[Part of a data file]
----------

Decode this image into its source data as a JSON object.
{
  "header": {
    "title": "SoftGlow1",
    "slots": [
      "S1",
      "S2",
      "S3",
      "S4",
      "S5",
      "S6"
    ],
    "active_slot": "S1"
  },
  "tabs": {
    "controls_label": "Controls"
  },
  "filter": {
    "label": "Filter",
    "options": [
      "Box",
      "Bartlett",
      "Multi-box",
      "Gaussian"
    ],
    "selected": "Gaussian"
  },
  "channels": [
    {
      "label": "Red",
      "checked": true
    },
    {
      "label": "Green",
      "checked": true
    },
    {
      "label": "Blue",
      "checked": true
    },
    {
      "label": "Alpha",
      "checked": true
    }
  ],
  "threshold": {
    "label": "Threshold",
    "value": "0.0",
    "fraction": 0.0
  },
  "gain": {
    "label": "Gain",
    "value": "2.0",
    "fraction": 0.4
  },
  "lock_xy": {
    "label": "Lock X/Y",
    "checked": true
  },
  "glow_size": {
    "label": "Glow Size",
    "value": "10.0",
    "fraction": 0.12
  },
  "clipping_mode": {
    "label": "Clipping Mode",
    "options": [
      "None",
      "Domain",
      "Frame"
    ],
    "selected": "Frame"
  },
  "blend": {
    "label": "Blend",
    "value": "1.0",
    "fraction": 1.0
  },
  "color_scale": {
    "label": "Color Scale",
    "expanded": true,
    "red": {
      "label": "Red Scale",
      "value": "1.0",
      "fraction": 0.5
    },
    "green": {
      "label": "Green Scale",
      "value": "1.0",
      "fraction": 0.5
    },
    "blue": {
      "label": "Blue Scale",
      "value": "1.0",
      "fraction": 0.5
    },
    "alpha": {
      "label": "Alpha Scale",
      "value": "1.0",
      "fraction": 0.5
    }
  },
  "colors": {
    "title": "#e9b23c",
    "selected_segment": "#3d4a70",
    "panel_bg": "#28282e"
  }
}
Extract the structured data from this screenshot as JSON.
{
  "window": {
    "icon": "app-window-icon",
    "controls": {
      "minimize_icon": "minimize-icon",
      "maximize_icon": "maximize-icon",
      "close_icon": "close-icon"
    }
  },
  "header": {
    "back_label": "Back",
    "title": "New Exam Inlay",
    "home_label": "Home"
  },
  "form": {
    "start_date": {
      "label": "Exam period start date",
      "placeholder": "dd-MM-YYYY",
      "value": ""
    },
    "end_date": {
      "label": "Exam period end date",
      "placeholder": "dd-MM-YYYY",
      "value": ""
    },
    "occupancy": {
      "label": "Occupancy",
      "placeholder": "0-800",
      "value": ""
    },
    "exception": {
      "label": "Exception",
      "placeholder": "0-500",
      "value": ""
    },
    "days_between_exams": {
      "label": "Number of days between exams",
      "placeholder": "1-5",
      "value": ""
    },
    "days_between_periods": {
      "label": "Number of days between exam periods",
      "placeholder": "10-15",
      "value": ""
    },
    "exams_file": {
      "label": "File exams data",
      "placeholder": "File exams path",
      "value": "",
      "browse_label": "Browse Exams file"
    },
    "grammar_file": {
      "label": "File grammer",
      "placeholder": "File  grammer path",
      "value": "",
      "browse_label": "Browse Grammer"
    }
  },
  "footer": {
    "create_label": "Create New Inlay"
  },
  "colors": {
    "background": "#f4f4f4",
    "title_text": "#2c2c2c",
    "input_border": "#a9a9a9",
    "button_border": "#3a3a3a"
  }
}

----------

- WHAT TO WORK ON
Transcribe the material exactly as it reads.

- RESULT OF THIS TASK
Decode this image into its source data as a JSON object.
{
  "header": {
    "title": "SoftGlow1",
    "slots": [
      "S1",
      "S2",
      "S3",
      "S4",
      "S5",
      "S6"
    ],
    "active_slot": "S1"
  },
  "tabs": {
    "controls_label": "Controls"
  },
  "filter": {
    "label": "Filter",
    "options": [
      "Box",
      "Bartlett",
      "Multi-box",
      "Gaussian"
    ],
    "selected": "Gaussian"
  },
  "channels": [
    {
      "label": "Red",
      "checked": true
    },
    {
      "label": "Green",
      "checked": true
    },
    {
      "label": "Blue",
      "checked": true
    },
    {
      "label": "Alpha",
      "checked": true
    }
  ],
  "threshold": {
    "label": "Threshold",
    "value": "0.0",
    "fraction": 0.0
  },
  "gain": {
    "label": "Gain",
    "value": "2.0",
    "fraction": 0.4
  },
  "lock_xy": {
    "label": "Lock X/Y",
    "checked": true
  },
  "glow_size": {
    "label": "Glow Size",
    "value": "10.0",
    "fraction": 0.12
  },
  "clipping_mode": {
    "label": "Clipping Mode",
    "options": [
      "None",
      "Domain",
      "Frame"
    ],
    "selected": "Frame"
  },
  "blend": {
    "label": "Blend",
    "value": "1.0",
    "fraction": 1.0
  },
  "color_scale": {
    "label": "Color Scale",
    "expanded": true,
    "red": {
      "label": "Red Scale",
      "value": "1.0",
      "fraction": 0.5
    },
    "green": {
      "label": "Green Scale",
      "value": "1.0",
      "fraction": 0.5
    },
    "blue": {
      "label": "Blue Scale",
      "value": "1.0",
      "fraction": 0.5
    },
    "alpha": {
      "label": "Alpha Scale",
      "value": "1.0",
      "fraction": 0.5
    }
  },
  "colors": {
    "title": "#e9b23c",
    "selected_segment": "#3d4a70",
    "panel_bg": "#28282e"
  }
}
Extract the structured data from this screenshot as JSON.
{
  "window": {
    "icon": "app-window-icon",
    "controls": {
      "minimize_icon": "minimize-icon",
      "maximize_icon": "maximize-icon",
      "close_icon": "close-icon"
    }
  },
  "header": {
    "back_label": "Back",
    "title": "New Exam Inlay",
    "home_label": "Home"
  },
  "form": {
    "start_date": {
      "label": "Exam period start date",
      "placeholder": "dd-MM-YYYY",
      "value": ""
    },
    "end_date": {
      "label": "Exam period end date",
      "placeholder": "dd-MM-YYYY",
      "value": ""
    },
    "occupancy": {
      "label": "Occupancy",
      "placeholder": "0-800",
      "value": ""
    },
    "exception": {
      "label": "Exception",
      "placeholder": "0-500",
      "value": ""
    },
    "days_between_exams": {
      "label": "Number of days between exams",
      "placeholder": "1-5",
      "value": ""
    },
    "days_between_periods": {
      "label": "Number of days between exam periods",
      "placeholder": "10-15",
      "value": ""
    },
    "exams_file": {
      "label": "File exams data",
      "placeholder": "File exams path",
      "value": "",
      "browse_label": "Browse Exams file"
    },
    "grammar_file": {
      "label": "File grammer",
      "placeholder": "File  grammer path",
      "value": "",
      "browse_label": "Browse Grammer"
    }
  },
  "footer": {
    "create_label": "Create New Inlay"
  },
  "colors": {
    "background": "#f4f4f4",
    "title_text": "#2c2c2c",
    "input_border": "#a9a9a9",
    "button_border": "#3a3a3a"
  }
}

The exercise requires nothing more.